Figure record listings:

============

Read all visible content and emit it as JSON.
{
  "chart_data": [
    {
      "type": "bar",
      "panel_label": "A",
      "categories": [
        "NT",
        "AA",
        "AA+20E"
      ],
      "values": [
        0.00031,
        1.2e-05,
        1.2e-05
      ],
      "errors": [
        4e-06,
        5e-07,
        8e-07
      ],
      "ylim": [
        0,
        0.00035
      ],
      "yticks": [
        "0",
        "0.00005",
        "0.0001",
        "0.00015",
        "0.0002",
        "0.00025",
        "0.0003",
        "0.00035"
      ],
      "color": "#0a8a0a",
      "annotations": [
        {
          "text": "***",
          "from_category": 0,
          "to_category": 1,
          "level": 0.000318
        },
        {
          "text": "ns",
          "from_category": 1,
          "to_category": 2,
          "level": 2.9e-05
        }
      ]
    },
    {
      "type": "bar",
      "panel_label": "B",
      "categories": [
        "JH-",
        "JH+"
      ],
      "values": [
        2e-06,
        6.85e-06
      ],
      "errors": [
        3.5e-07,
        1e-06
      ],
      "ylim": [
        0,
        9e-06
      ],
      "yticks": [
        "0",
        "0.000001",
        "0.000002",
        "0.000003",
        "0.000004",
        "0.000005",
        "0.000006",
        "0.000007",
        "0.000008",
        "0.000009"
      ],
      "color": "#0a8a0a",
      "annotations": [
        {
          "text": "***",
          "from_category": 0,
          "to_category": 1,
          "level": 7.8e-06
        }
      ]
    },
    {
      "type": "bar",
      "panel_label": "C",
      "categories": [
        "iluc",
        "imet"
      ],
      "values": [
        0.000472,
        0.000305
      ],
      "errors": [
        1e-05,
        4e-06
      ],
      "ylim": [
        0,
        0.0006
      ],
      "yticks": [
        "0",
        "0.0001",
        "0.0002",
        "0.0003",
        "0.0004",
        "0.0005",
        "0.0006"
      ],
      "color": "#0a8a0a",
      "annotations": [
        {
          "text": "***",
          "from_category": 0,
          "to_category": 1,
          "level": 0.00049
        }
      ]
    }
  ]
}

============

* DIRECTIVE: Copy out each line above, character for character.

* RESULT FOR THIS EXERCISE:
Read all visible content and emit it as JSON.
{
  "chart_data": [
    {
      "type": "bar",
      "panel_label": "A",
      "categories": [
        "NT",
        "AA",
        "AA+20E"
      ],
      "values": [
        0.00031,
        1.2e-05,
        1.2e-05
      ],
      "errors": [
        4e-06,
        5e-07,
        8e-07
      ],
      "ylim": [
        0,
        0.00035
      ],
      "yticks": [
        "0",
        "0.00005",
        "0.0001",
        "0.00015",
        "0.0002",
        "0.00025",
        "0.0003",
        "0.00035"
      ],
      "color": "#0a8a0a",
      "annotations": [
        {
          "text": "***",
          "from_category": 0,
          "to_category": 1,
          "level": 0.000318
        },
        {
          "text": "ns",
          "from_category": 1,
          "to_category": 2,
          "level": 2.9e-05
        }
      ]
    },
    {
      "type": "bar",
      "panel_label": "B",
      "categories": [
        "JH-",
        "JH+"
      ],
      "values": [
        2e-06,
        6.85e-06
      ],
      "errors": [
        3.5e-07,
        1e-06
      ],
      "ylim": [
        0,
        9e-06
      ],
      "yticks": [
        "0",
        "0.000001",
        "0.000002",
        "0.000003",
        "0.000004",
        "0.000005",
        "0.000006",
        "0.000007",
        "0.000008",
        "0.000009"
      ],
      "color": "#0a8a0a",
      "annotations": [
        {
          "text": "***",
          "from_category": 0,
          "to_category": 1,
          "level": 7.8e-06
        }
      ]
    },
    {
      "type": "bar",
      "panel_label": "C",
      "categories": [
        "iluc",
        "imet"
      ],
      "values": [
        0.000472,
        0.000305
      ],
      "errors": [
        1e-05,
        4e-06
      ],
      "ylim": [
        0,
        0.0006
      ],
      "yticks": [
        "0",
        "0.0001",
        "0.0002",
        "0.0003",
        "0.0004",
        "0.0005",
        "0.0006"
      ],
      "color": "#0a8a0a",
      "annotations": [
        {
          "text": "***",
          "from_category": 0,
          "to_category": 1,
          "level": 0.00049
        }
      ]
    }
  ]
}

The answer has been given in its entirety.